→ Passage shown:
In the hopes of accelerating the process of rethinking America’s attitude toward the Muslim word, The Chicago Council on Global Affairs has issued a Task Force Report (TFR), entitled “Engaging Religious Communities Abroad: A New Imperative for U.S. Foreign Policy.” As co-chair of the task force (with Richard Cizik), which has been convening since the fall of 2008, I welcomed the president’s shrewd remarks about Islam, and I was pleased to work with the dozens of leaders in business, higher education, government, and media who signed the report, which was released today. Our hope is to build on the president’s ideas and explain why they apply not only to Islamic communities, but to religious communities more generally.

Three aspects of the approach sketched by Obama in Cairo are new, or at least newly placed front-and-center in American foreign policy. First is the administration’s willingness to see Islam (and, by extension, all transnational, globalizing religions) as a no-longer-ignorable “player of impact,” for both good and ill, in setting national and international agendas, ranging from the provision of health care to economic development and environmental sustainability to women’s rights, conflict resolution, and democratization. Second is the “for good” part of that formula. Even before 9/11, the agency of religious actors abroad has been perceived and framed primarily in terms of counterterrorism policy: how do we defeat Al-Qaeda and the Taliban? But this is just one part of the security and prosperity puzzle. The enormous constructive—or potentially constructive—roles of religious actors beyond our shores, while never formally denied by past administrations, have rarely been viewed as an asset to be developed. Oddly, for a religious nation such as ours, believers elsewhere have been seen as adversaries or obstacles, and not as partners.

→ Instructions to follow:
Copy the passage on engaging religious communities abroad word for word, from start to finish. Work only from the passage on engaging religious communities abroad.

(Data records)
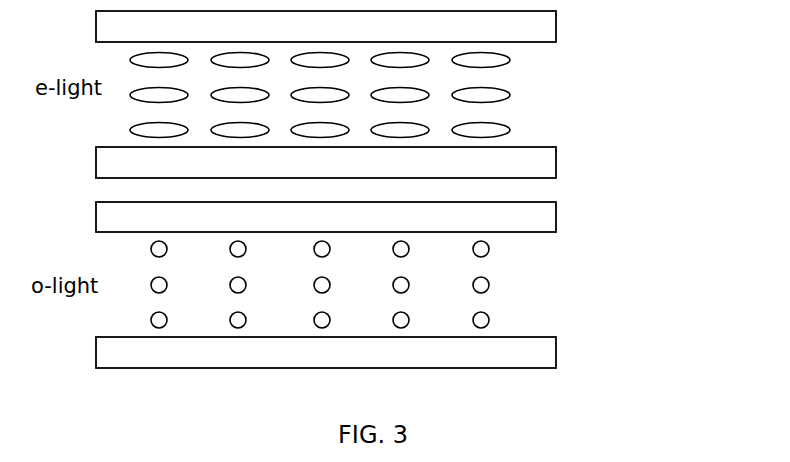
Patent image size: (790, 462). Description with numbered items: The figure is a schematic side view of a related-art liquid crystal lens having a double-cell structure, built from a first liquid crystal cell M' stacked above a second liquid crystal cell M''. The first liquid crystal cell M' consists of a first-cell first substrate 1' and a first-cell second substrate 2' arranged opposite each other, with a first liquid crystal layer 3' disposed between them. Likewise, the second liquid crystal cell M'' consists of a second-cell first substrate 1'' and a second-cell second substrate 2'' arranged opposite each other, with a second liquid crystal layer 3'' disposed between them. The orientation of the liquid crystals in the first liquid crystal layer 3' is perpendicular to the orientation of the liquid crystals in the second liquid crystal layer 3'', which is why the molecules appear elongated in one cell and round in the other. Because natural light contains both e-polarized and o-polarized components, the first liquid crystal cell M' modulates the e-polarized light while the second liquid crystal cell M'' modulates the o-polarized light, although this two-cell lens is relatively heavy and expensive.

The first-cell second substrate 2' is at (366, 26).
The first liquid crystal layer 3' is at (383, 95).
The first-cell first substrate 1' is at (366, 162).
The first liquid crystal cell M' is at (400, 94).
The second-cell second substrate 2'' is at (368, 216).
The second liquid crystal layer 3'' is at (395, 284).
The second-cell first substrate 1'' is at (368, 352).
The second liquid crystal cell M'' is at (405, 284).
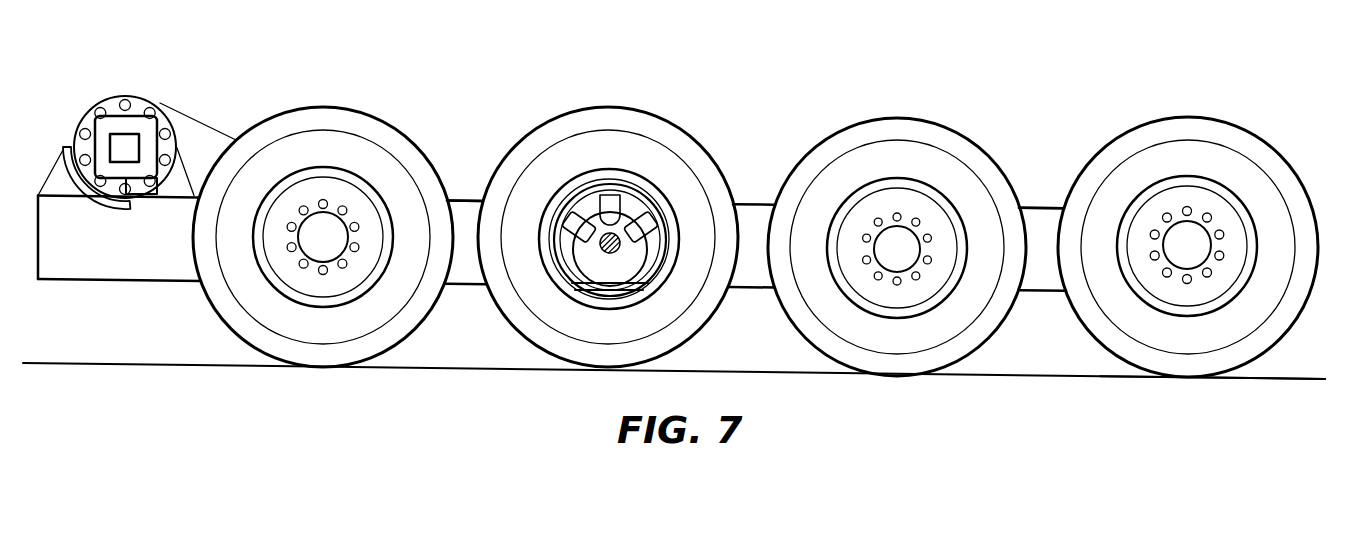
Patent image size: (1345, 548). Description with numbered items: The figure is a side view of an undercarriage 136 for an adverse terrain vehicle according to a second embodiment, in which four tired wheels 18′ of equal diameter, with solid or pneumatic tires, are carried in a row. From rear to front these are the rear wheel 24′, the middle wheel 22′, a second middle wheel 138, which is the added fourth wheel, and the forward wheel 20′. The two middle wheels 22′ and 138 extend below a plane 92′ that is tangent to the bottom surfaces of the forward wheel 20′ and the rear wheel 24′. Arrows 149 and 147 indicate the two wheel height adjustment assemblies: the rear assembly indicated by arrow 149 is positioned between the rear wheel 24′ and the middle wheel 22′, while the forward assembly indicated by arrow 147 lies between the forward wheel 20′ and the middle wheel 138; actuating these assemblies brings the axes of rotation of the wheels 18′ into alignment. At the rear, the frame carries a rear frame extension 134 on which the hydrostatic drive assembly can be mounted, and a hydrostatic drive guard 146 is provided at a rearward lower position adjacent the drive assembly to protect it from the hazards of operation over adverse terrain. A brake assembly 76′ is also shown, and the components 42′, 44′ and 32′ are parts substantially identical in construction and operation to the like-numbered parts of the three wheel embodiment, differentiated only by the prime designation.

The undercarriage 136 is at (788, 101).
The rear frame extension 134 is at (143, 350).
The plane 92′ is at (1263, 377).
The arrow 149 is at (469, 202).
The arrow 147 is at (1043, 208).
The mounting bracket 42′ is at (53, 177).
The flange bolts 44′ is at (126, 104).
The drive hub 32′ is at (143, 192).
The hydrostatic drive guard 146 is at (108, 207).
The wheels 18′ is at (368, 343).
The rear wheel 24′ is at (310, 353).
The middle wheel 22′ is at (587, 347).
The brake assembly 76′ is at (630, 213).
The fourth wheel 138 is at (883, 345).
The forward wheel 20′ is at (1168, 338).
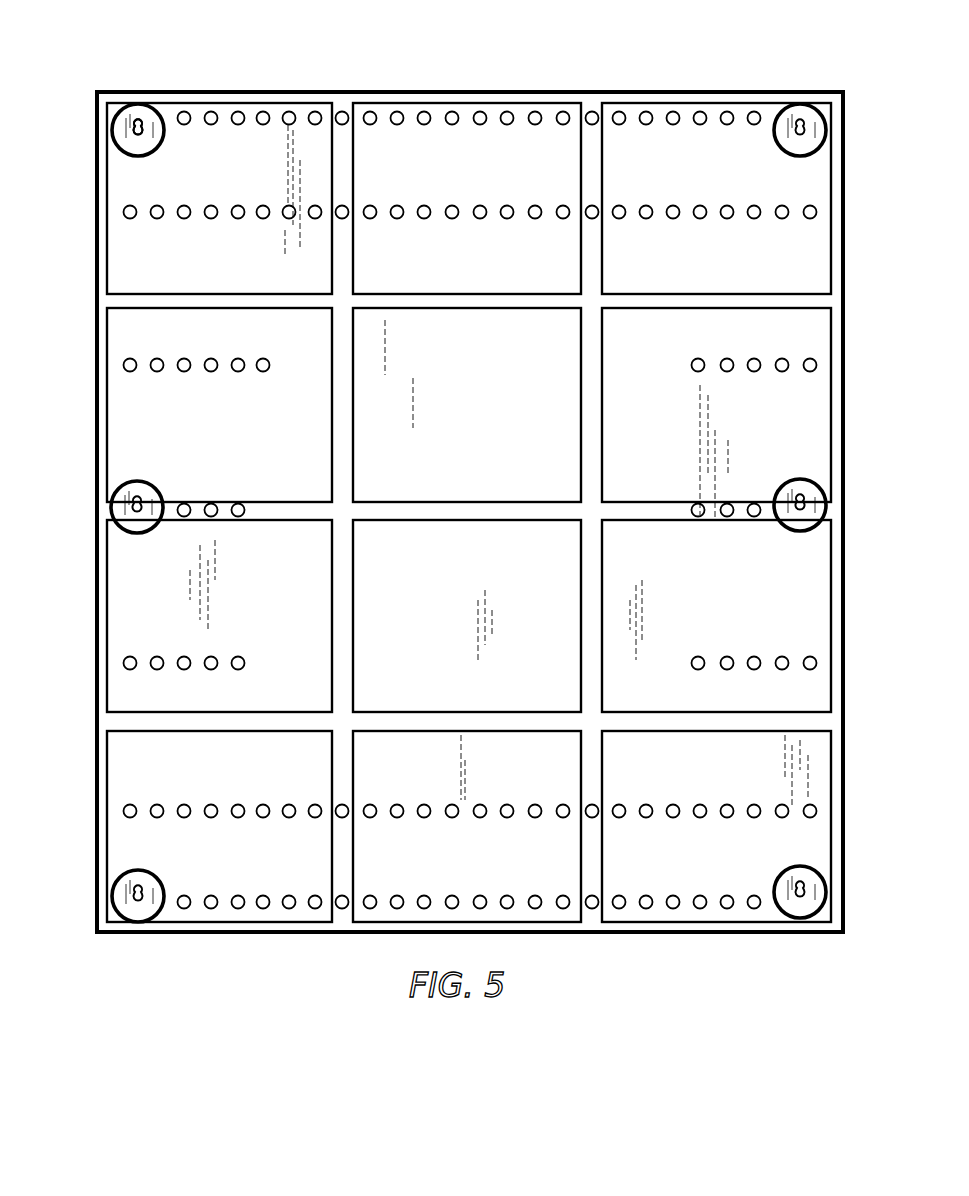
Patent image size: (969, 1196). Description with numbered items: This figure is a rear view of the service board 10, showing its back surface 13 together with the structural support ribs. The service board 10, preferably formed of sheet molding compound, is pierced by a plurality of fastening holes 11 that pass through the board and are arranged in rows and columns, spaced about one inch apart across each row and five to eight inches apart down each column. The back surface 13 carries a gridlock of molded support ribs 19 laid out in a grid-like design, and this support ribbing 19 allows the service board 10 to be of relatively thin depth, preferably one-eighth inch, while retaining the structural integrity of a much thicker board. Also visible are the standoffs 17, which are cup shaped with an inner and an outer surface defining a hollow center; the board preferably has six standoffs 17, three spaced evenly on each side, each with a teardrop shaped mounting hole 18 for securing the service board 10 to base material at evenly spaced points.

The service board 10 is at (561, 82).
The fastening holes 11 is at (453, 111).
The back surface 13 is at (777, 422).
The standoffs 17 is at (158, 118).
The teardrop shaped mounting hole 18 is at (127, 128).
The support ribs 19 is at (142, 303).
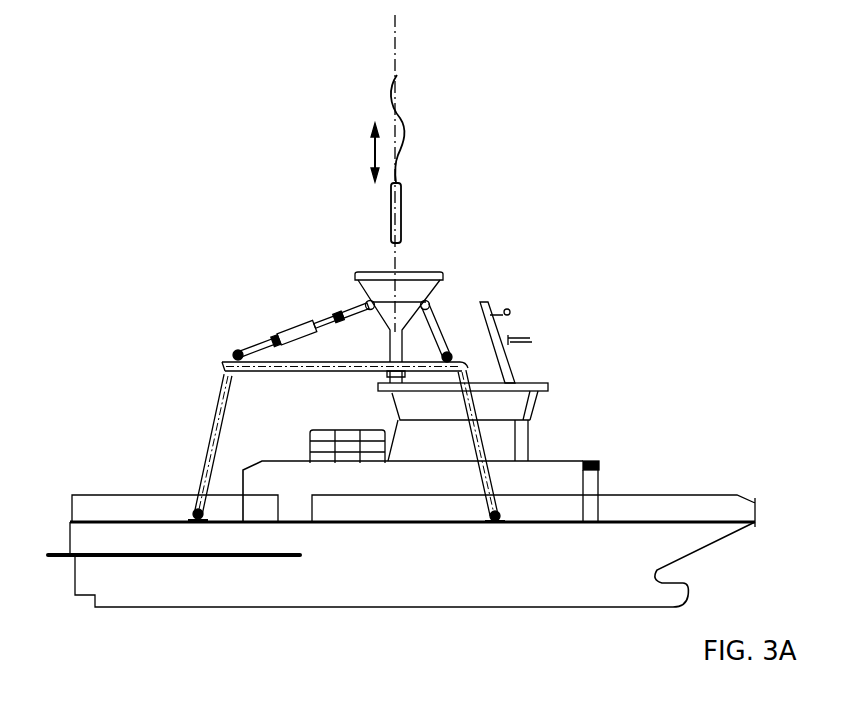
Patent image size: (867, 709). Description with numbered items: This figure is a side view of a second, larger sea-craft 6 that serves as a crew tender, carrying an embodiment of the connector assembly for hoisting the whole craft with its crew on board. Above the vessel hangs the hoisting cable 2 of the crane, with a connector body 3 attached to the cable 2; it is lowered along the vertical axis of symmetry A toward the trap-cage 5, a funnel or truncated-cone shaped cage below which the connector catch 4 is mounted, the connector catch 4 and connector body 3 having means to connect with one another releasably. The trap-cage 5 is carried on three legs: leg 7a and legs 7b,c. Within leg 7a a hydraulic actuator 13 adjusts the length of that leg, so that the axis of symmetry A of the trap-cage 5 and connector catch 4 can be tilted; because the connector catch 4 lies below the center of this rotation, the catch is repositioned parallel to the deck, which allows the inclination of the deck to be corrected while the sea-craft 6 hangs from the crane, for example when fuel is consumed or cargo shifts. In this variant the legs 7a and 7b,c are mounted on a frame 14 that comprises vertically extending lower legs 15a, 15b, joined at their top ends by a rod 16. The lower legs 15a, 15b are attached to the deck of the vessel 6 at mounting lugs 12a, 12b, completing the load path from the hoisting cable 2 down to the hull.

→ Answer for this exercise:
In the hopes of accelerating the process of rethinking America’s attitude toward the Muslim word, The Chicago Council on Global Affairs has issued a Task Force Report (TFR), entitled “Engaging Religious Communities Abroad: A New Imperative for U.S. Foreign Policy.” As co-chair of the task force (with Richard Cizik), which has been convening since the fall of 2008, I welcomed the president’s shrewd remarks about Islam, and I was pleased to work with the dozens of leaders in business, higher education, government, and media who signed the report, which was released today. Our hope is to build on the president’s ideas and explain why they apply not only to Islamic communities, but to religious communities more generally.

Three aspects of the approach sketched by Obama in Cairo are new, or at least newly placed front-and-center in American foreign policy. First is the administration’s willingness to see Islam (and, by extension, all transnational, globalizing religions) as a no-longer-ignorable “player of impact,” for both good and ill, in setting national and international agendas, ranging from the provision of health care to economic development and environmental sustainability to women’s rights, conflict resolution, and democratization. Second is the “for good” part of that formula. Even before 9/11, the agency of religious actors abroad has been perceived and framed primarily in terms of counterterrorism policy: how do we defeat Al-Qaeda and the Taliban? But this is just one part of the security and prosperity puzzle. The enormous constructive—or potentially constructive—roles of religious actors beyond our shores, while never formally denied by past administrations, have rarely been viewed as an asset to be developed. Oddly, for a religious nation such as ours, believers elsewhere have been seen as adversaries or obstacles, and not as partners.